**Exercise requirements:**
**a.** Translate this sentence from the blog post about New York City into Spanish: "There is one icon, however, that spans across all the boroughs."
**b.** In the blog post about New York City, condense the paragraph beginning "The condoms are actually LifeStyle condoms" into a short bulleted list of its main facts.

Selected text: Begin

News
One of the things that has always amazed me about this city is its icon status. What I mean in particular is the popularity of the Manhattan Skyline, the Statue of Liberty, the Empire State Building, and Times Square. This type of icon status around the world is often misleading… and sometimes we New Yorkers fall into it as well. I realized that from my last post when I continually mentioned “the city” when in reality I should have said Manhattan. To an outsider it may not seem a big deal… but to myself as an actual New Yorker I find it appalling. Yeah… I appalled myself… big surprise there. The truth is that New York City is much more diverse… with things such as the 1964 World Fair grounds in Flushing Meadows Queens, Yankee Stadium in the Bronx, Coney Island in Brooklyn, and the Fresh Kills landfill in Staten Island. These are the most popular icons I can think of that an outsider MAY be familiar with in the four other boroughs.
There is one icon, however, that spans across all the boroughs. The New York City Subway. Most tourists in NYC will take not of the colorful signs, and perhaps will even venture down to the subterranean world. Others will avoid it like the plague. New Yorkers… well… it has just become a part of life as both one of the most beautiful and nastiest places in the city. So it is no wonder that the City of New York has launched a campaign of giving out free condoms bearing NYC Subway lettering. They are the ”OFFICIAL NYC CONDOM”… for all the beautiful places… and the nasty ones… you want to go.
The condoms are actually LifeStyle condoms branded by NYC… the first city to do so that I’m aware of. The fact they used the Subway lettering is rather ironic… the Subway being miles of tunnel that are undoubtedly dark… and at most times damp or wet. It is also ironic because while the condoms are being given out free… the only free thing you’ll get from the Subway is usually a disease of some sort. So why do I bring this all up? Have I suddenly gone all Subway Bloggery? Hardly. The truth is… well… I got 100 of them.
So what to do with 100 OFFICIAL NYC Condoms? I should use them of course… but considering my right paw is the closest thing to a date as I’ve gotten in over a year… the chances are I won’t be needing them emergently. I did consider selling them on E-Bay… but I get the feeling I may be hunted down for selling city property since they are being given out free of charge. Then I was thinking I could use them as decorations so when female friends come over they may be incentivized to try an OFFICIAL NYC Condom out… but I do have small ones coming over every now and then and that may not be such a good idea. Then I thought maybe I could use them as party favors… but then I’d have to have a party… and I generally hate other people… so that’s not a great idea either. Then I thought that maybe… just maybe… I could use them for Subway jobs instead of the latex gloves… but I think the lubrication would make me drop the patient. Then I thought… well… I’m thinking too much on it.
So I have 100 OFFICIAL NYC Condoms… and nothing to do with them. Luckily they don’t expire until 2011.

Selected text: End
Data provided: Begin

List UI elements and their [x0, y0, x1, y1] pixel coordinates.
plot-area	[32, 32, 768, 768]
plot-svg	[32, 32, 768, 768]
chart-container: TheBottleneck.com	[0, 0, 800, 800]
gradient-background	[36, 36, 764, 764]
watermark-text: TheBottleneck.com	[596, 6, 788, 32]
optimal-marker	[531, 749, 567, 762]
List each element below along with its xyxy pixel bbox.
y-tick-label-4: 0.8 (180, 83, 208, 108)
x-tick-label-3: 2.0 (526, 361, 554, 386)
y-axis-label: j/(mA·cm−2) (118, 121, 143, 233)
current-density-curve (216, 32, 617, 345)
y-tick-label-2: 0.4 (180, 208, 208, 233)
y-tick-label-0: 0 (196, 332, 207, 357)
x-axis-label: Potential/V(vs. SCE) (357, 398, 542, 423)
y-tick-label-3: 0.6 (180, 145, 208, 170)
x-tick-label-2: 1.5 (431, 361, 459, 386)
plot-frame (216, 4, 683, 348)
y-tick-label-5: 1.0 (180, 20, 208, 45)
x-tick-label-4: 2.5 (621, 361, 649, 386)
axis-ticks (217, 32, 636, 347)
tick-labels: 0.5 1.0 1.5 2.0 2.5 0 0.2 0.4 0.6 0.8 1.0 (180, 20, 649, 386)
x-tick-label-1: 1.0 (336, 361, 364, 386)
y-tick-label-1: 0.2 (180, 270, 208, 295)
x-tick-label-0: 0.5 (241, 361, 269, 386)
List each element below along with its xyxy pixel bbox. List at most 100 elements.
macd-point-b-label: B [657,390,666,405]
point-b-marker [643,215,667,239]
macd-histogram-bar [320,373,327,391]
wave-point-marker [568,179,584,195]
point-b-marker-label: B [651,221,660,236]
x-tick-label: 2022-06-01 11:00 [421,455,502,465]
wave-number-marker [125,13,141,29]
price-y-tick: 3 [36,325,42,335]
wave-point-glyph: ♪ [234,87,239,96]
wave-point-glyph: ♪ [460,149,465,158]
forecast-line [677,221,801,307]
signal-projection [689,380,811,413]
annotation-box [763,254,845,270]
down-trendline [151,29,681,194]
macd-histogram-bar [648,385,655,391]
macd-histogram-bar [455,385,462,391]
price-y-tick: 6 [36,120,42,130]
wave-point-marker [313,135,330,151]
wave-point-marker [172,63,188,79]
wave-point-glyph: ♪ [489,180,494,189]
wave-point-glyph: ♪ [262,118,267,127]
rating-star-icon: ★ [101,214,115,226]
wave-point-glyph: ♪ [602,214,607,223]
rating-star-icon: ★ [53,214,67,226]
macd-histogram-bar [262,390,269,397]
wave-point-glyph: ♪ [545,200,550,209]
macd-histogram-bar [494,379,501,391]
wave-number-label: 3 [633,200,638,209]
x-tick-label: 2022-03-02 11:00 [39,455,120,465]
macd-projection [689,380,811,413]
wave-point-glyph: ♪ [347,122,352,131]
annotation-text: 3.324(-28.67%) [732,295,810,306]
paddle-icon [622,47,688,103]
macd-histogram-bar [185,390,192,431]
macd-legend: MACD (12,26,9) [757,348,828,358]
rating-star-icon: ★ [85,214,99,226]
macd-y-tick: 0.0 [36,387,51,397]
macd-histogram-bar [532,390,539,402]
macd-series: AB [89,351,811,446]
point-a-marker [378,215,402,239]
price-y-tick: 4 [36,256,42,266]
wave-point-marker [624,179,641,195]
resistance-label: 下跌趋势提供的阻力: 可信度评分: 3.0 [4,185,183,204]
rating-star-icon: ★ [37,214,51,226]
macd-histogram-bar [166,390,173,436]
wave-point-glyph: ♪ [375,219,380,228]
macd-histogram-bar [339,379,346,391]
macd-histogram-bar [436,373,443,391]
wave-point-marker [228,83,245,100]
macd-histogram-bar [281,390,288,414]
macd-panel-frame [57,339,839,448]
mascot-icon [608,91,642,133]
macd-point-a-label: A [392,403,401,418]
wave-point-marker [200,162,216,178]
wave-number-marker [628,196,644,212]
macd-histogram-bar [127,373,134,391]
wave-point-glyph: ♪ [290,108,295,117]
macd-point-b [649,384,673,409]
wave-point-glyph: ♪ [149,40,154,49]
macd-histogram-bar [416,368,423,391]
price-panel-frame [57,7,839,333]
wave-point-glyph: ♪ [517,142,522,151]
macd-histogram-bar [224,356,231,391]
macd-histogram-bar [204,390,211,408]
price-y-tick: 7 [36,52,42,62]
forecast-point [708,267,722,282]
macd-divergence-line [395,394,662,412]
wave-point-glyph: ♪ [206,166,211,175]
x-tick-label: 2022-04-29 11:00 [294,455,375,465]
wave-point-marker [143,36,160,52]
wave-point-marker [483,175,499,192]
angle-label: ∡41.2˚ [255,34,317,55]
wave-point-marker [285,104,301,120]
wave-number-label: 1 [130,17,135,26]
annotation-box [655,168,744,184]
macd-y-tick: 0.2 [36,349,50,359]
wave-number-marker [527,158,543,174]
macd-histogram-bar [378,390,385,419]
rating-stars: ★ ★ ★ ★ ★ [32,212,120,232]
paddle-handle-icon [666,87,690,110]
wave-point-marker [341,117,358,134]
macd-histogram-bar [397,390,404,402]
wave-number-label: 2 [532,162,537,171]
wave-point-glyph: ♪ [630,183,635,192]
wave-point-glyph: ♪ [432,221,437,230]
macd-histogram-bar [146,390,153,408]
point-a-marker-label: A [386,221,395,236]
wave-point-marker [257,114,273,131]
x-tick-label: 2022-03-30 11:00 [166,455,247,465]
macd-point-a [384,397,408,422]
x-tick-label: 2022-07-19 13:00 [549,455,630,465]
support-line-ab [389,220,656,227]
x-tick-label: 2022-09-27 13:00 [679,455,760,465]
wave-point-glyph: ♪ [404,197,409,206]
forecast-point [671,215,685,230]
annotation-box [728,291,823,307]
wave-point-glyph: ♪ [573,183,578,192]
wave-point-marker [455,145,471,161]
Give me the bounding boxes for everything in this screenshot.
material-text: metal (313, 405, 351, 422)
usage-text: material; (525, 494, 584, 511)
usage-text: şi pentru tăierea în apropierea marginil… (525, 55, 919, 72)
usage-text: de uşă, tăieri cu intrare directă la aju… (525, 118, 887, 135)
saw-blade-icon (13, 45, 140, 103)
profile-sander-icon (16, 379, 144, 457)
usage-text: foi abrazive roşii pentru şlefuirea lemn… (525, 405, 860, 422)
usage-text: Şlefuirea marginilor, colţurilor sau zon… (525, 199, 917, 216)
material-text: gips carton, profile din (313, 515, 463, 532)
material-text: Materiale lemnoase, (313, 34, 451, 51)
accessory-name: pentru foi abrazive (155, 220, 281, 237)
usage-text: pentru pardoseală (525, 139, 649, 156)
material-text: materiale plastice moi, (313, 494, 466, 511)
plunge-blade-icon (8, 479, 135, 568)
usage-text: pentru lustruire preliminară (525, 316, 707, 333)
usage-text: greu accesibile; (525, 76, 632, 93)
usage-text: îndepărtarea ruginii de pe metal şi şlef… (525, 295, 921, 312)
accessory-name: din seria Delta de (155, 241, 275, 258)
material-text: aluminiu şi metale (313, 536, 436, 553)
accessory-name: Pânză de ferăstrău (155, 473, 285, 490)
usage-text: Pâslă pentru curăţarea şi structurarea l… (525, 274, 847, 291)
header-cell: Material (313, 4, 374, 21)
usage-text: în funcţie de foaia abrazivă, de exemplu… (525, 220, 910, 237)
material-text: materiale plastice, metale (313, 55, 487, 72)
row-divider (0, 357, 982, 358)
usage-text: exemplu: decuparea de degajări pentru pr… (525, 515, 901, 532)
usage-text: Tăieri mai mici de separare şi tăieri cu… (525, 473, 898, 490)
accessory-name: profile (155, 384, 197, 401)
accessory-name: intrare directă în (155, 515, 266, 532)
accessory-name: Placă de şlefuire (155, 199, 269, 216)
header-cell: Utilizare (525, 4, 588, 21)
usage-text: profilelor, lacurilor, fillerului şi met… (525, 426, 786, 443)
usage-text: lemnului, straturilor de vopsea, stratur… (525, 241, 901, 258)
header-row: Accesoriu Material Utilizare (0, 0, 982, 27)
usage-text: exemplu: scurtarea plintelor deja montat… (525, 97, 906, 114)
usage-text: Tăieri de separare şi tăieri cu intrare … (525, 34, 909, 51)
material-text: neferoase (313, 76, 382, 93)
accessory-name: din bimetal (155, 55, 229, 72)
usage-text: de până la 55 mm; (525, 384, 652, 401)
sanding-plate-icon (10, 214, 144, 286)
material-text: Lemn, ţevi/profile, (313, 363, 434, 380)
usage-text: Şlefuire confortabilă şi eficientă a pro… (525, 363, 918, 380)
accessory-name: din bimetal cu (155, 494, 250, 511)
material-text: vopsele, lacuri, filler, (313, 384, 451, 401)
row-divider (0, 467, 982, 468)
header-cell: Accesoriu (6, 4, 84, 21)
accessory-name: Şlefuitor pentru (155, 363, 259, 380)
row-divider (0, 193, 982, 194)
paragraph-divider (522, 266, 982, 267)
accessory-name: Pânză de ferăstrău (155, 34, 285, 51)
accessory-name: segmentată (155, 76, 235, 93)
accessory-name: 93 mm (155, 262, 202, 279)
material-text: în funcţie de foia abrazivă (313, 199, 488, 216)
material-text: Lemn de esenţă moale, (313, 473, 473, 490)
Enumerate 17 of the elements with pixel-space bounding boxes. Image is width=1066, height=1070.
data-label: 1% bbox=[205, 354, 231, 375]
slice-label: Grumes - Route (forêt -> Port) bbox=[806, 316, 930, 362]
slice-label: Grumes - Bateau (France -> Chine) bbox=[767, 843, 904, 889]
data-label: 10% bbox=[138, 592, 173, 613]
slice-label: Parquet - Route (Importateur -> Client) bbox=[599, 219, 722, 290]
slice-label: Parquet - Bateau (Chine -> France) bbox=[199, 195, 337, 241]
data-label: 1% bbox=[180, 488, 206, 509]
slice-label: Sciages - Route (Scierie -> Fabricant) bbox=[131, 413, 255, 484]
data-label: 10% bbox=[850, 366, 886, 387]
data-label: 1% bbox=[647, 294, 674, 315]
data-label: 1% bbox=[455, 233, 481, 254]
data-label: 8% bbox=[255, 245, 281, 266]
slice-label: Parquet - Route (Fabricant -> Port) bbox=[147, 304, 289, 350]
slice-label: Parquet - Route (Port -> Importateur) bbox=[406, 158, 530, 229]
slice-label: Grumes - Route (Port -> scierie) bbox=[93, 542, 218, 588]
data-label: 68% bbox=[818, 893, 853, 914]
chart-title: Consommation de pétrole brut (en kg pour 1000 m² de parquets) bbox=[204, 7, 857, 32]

Data provided: End

**Outputs by task:**
**a.** Sin embargo, hay un ícono que abarca todos los distritos.

**b.**
- The condoms are LifeStyle condoms branded by NYC, the first city to do so that the writer knows of.
- Using the Subway lettering is ironic because the Subway is miles of dark tunnel that is usually damp or wet.
- It is also ironic because the condoms are free, while the only free thing the Subway usually gives you is a disease.
- The writer brings this up because the writer got 100 of them.